* OBJECTIVE 1
Copy out the rows below verbatim, only the stretch from the row containing "- logo-mark-icon: [583, 51, 595, 85]" through the row containing "- woman-portrait-illustration: [85, 71, 375, 405]", including both.

* GIVEN PASSAGE
***
Archive for July, 2014

Should Women be Permitted to Serve as Bishops?


Should women be permitted to serve as bishops?  

Bishop Katharine Jefferts Schori, first female Presiding Bishop of the Episcopal Church

Bishop Katharine Jefferts Schori, first female Presiding Bishop of the Episcopal Church

In July of 2014 the General Synod of the Church of England meets to discuss and vote upon whether women will be permitted to be consecrated as bishops of the Church of England.  A similar vote failed by six votes in 2013.  This issue is discussed in an article published by the Religious News Service.  When reading this article, it was the final statement that really caught my eye:

  •      “Passage of legislation allowing women bishops will end a 20-year dispute.  Women were first allowed to be ordained as priests in 1994.”

How is it possible, I asked myself, that women were allowed entry into the priesthood, yet denied offering service as bishops?  I guess I am naive (I do have this tendency).  I would have expected any arguments against accepting women as priests, would simultaneously serve as arguments against accepting women serving as bishops.  And logically, once one accepts the service of women as priests, one simultaneously accepts their service as bishops.
***
* OBJECTIVE 2
Continue the post on whether women should serve as bishops from where it stops.
***
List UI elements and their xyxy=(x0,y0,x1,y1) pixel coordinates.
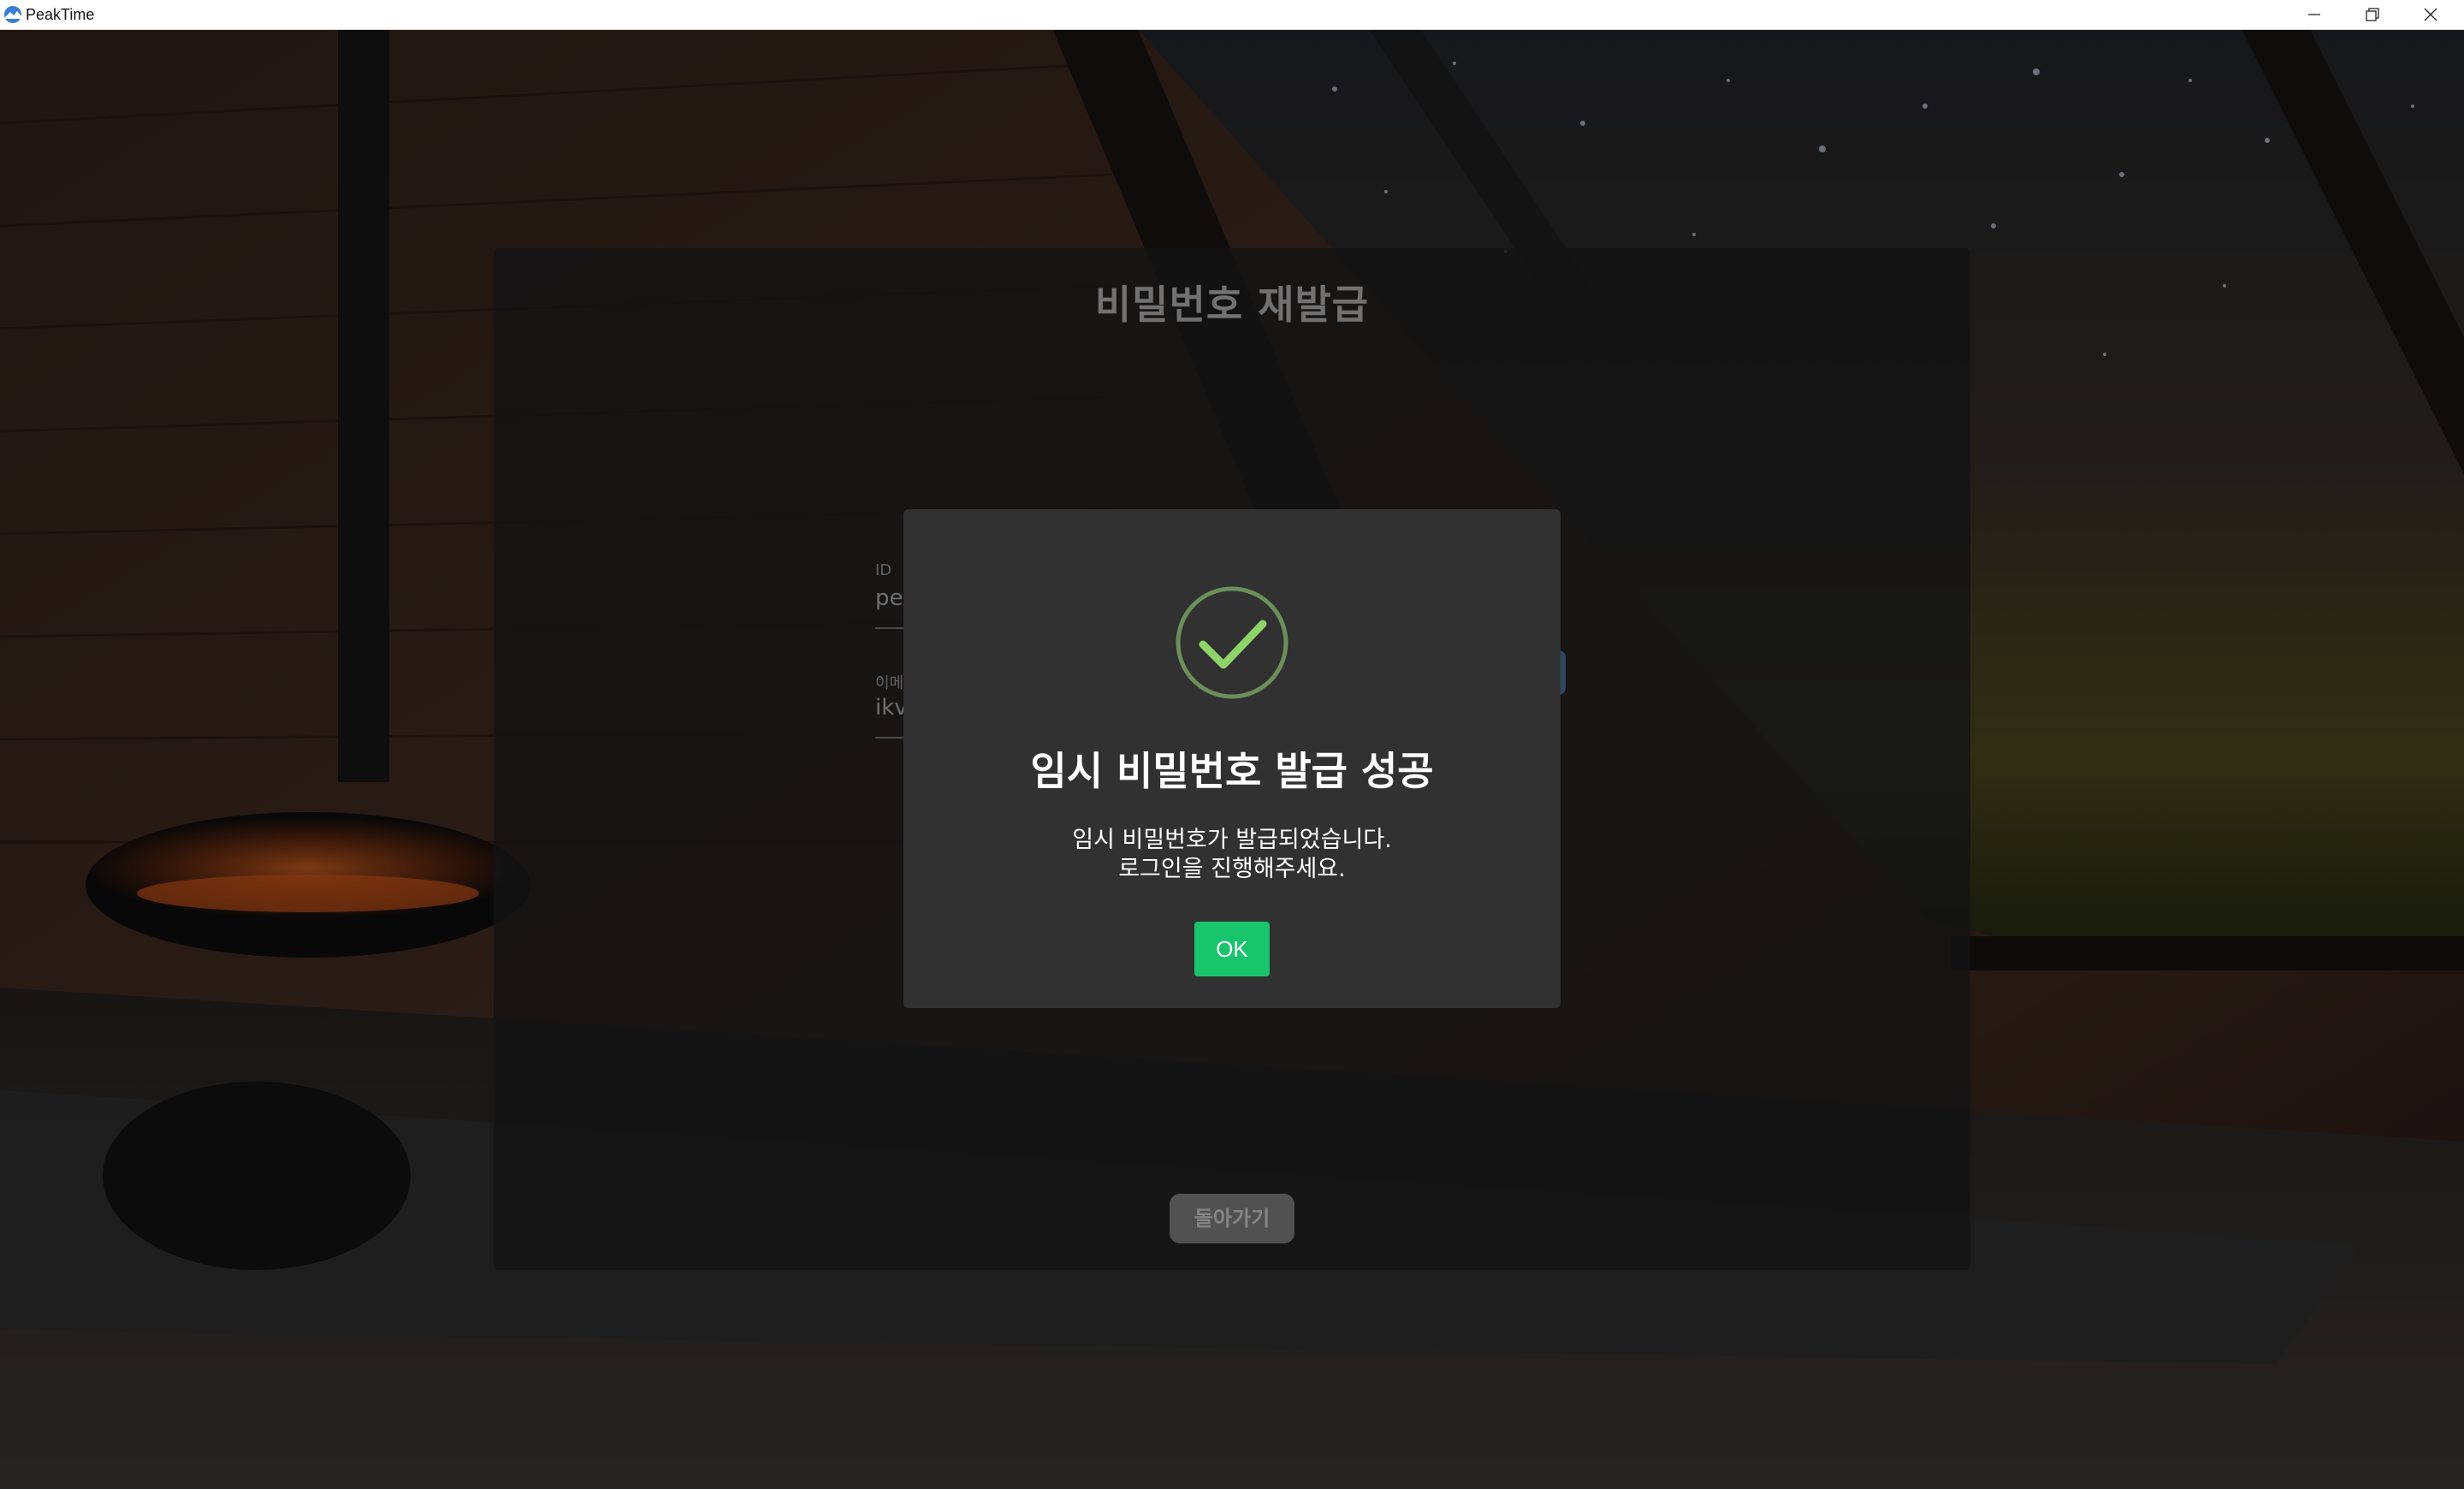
dialog-title: 임시 비밀번호 발급 성공 xyxy=(1030,748,1434,794)
dialog-message-line2: 로그인을 진행해주세요. xyxy=(1118,856,1346,882)
maximize-icon xyxy=(2366,8,2379,21)
check-circle-icon xyxy=(1176,586,1288,699)
minimize-button[interactable] xyxy=(2284,0,2344,29)
ok-button[interactable]: OK xyxy=(1194,922,1270,976)
window-titlebar: PeakTime xyxy=(0,0,2464,30)
peaktime-logo-icon xyxy=(4,6,21,23)
window-title: PeakTime xyxy=(26,6,95,23)
close-icon xyxy=(2424,8,2437,21)
maximize-button[interactable] xyxy=(2343,0,2402,29)
success-dialog: 임시 비밀번호 발급 성공 임시 비밀번호가 발급되었습니다. 로그인을 진행해… xyxy=(903,509,1561,1008)
minimize-icon xyxy=(2308,14,2320,15)
close-button[interactable] xyxy=(2401,0,2461,29)
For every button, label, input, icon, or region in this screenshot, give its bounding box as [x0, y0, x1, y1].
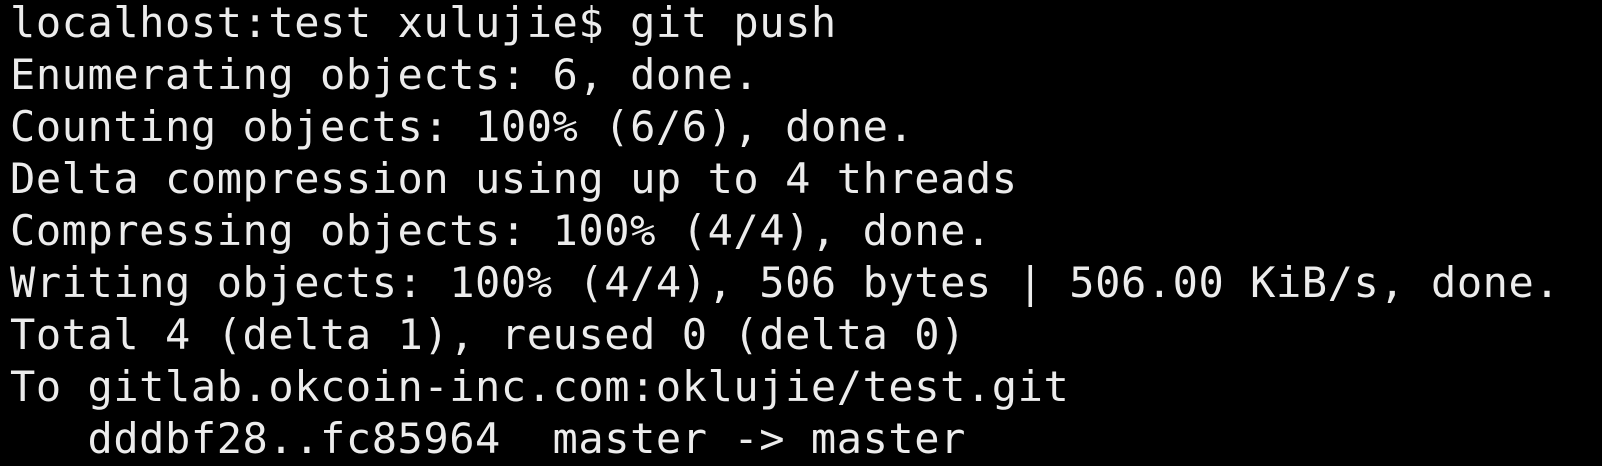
output-delta-compression: Delta compression using up to 4 threads — [10, 154, 1018, 203]
output-writing-objects: Writing objects: 100% (4/4), 506 bytes |… — [10, 258, 1561, 307]
output-compressing-objects: Compressing objects: 100% (4/4), done. — [10, 206, 992, 255]
output-counting-objects: Counting objects: 100% (6/6), done. — [10, 102, 915, 151]
prompt-command-line: localhost:test xulujie$ git push — [10, 0, 837, 47]
output-remote-destination: To gitlab.okcoin-inc.com:oklujie/test.gi… — [10, 362, 1070, 411]
output-enumerating-objects: Enumerating objects: 6, done. — [10, 50, 760, 99]
terminal-window[interactable]: localhost:test xulujie$ git push Enumera… — [0, 0, 1602, 466]
output-branch-update: dddbf28..fc85964 master -> master — [10, 414, 966, 463]
output-total-summary: Total 4 (delta 1), reused 0 (delta 0) — [10, 310, 966, 359]
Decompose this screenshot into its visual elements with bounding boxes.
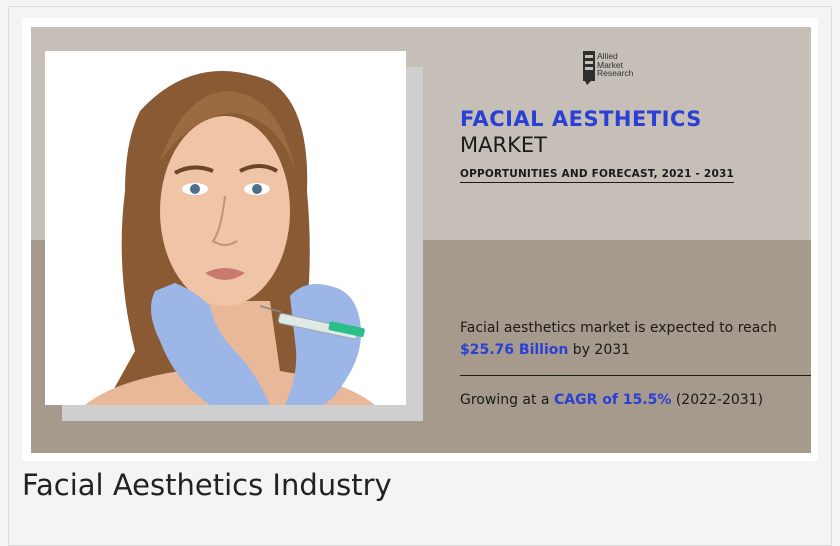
- logo-mark-icon: [583, 51, 595, 85]
- woman-injection-photo: [45, 51, 406, 405]
- logo-text: Allied Market Research: [597, 52, 633, 78]
- image-caption: Facial Aesthetics Industry: [22, 468, 392, 502]
- market-size-suffix: by 2031: [568, 342, 631, 358]
- banner-subtitle: MARKET: [460, 133, 547, 157]
- woman-portrait-illustration: [85, 71, 375, 405]
- banner-tagline: OPPORTUNITIES AND FORECAST, 2021 - 2031: [460, 168, 734, 183]
- logo-line-3: Research: [597, 68, 634, 78]
- cagr-prefix: Growing at a: [460, 392, 554, 408]
- market-size-value: $25.76 Billion: [460, 342, 569, 358]
- market-size-prefix: Facial aesthetics market is expected to …: [460, 320, 777, 336]
- market-size-statement: Facial aesthetics market is expected to …: [460, 317, 777, 361]
- allied-market-research-logo: Allied Market Research: [583, 51, 663, 89]
- cagr-statement: Growing at a CAGR of 15.5% (2022-2031): [460, 392, 763, 408]
- infographic-banner: Allied Market Research FACIAL AESTHETICS…: [31, 27, 811, 453]
- stats-divider: [460, 375, 811, 376]
- cagr-value: CAGR of 15.5%: [553, 392, 672, 408]
- cagr-suffix: (2022-2031): [671, 392, 764, 408]
- banner-title: FACIAL AESTHETICS: [460, 107, 702, 131]
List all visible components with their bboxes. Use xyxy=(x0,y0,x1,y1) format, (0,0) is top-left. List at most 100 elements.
***
* TASK RESPONSE 1
- logo-mark-icon: [583, 51, 595, 85]
- woman-injection-photo: [45, 51, 406, 405]
- logo-text: Allied Market Research: [597, 52, 633, 78]
- image-caption: Facial Aesthetics Industry: [22, 468, 392, 502]
- market-size-suffix: by 2031: [568, 342, 631, 358]
- banner-subtitle: MARKET: [460, 133, 547, 157]
- woman-portrait-illustration: [85, 71, 375, 405]

* TASK RESPONSE 2
I see only two ways of arguing this question:  

The first argument reaches back to Paul.  We have extremely clear evidence that Paul understood women as being able to serve at all levels of the early church.  Paul periodically speaks of this in his letters.  The strongest case is found in Romans 16:7 where Paul speaks of Junia as a woman who served the same role as himself:  that of an apostle.

  •      Sidebar:  Junia is a female name.  In some manuscripts this has been changed to Junias, which is a male name.  This point is debated by some, but most scholars agree this was originally a woman’s name (including the late Ron Miller).  So if your New Testament reads Junias, be aware this is a later revision of the original Greek text, as most scholars understand it.

Now, when I speak of Paul, I am speaking only of the authentic Paul.  I am not speaking of those authors who later forged their letters in his name, such as the letters supposedly written to Timothy and Titus, which contain the most misogynistic views within the entire New Testament.  Most scholars (but not all) are convinced these letters reflect a much later view than when Paul was alive.

In Paul’s day, an apostle was one who assumed the duty of spreading the gospel (good news) about Jesus.  I think we get a better feel for what their mission meant to them, if we use the late Ron Miller’s translation of “ambassador” in place of apostle.  To be recognized as an ambassador (apostle) was to be given a very high status in the early Christian community;  it is clearly a position of authority within the community.  But for me this is not the strongest argument in favor of allowing women to serve as deacons, priests and bishops.

To examine the strongest argument in favor of women serving as bishops, we need only ask…

Are we God?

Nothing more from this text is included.